ENTRIES:
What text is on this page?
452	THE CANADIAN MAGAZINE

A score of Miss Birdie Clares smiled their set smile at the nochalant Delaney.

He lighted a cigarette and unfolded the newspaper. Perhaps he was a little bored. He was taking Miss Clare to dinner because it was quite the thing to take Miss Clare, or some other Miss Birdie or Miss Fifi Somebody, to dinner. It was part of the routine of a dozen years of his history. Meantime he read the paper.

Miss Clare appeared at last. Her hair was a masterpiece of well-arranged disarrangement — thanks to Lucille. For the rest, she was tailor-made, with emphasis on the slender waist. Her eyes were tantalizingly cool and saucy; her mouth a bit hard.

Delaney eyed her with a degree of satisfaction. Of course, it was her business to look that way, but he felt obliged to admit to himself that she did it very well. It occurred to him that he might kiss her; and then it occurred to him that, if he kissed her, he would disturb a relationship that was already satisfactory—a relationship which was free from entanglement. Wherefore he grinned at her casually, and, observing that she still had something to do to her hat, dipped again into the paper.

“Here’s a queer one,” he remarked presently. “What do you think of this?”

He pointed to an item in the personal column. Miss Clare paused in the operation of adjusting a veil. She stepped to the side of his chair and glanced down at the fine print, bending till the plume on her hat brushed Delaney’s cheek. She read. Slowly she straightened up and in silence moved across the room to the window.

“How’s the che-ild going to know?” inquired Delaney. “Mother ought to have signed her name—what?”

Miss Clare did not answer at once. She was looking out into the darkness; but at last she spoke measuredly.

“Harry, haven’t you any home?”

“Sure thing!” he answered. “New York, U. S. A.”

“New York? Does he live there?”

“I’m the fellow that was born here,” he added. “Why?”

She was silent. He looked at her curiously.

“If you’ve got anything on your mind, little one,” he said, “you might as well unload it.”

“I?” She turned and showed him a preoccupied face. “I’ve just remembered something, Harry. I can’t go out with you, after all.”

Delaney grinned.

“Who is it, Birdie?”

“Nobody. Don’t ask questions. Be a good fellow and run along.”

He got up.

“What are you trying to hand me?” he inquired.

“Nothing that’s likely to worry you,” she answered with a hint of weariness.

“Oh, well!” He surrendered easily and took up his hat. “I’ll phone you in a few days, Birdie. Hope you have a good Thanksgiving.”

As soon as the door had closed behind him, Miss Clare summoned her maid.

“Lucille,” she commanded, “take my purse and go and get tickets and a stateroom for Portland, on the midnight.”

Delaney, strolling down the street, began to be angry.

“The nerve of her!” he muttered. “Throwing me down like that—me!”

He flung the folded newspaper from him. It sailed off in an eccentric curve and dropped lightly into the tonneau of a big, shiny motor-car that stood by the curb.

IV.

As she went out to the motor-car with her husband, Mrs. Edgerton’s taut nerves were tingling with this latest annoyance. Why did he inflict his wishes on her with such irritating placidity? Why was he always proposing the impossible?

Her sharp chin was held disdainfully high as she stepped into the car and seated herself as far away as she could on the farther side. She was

EXERCISE BRIEF: List every line above containing the word "Birdie".

FULL OUTPUT:
A score of Miss Birdie Clares smiled their set smile at the nochalant Delaney.
He lighted a cigarette and unfolded the newspaper. Perhaps he was a little bored. He was taking Miss Clare to dinner because it was quite the thing to take Miss Clare, or some other Miss Birdie or Miss Fifi Somebody, to dinner. It was part of the routine of a dozen years of his history. Meantime he read the paper.
“Who is it, Birdie?”
“Oh, well!” He surrendered easily and took up his hat. “I’ll phone you in a few days, Birdie. Hope you have a good Thanksgiving.”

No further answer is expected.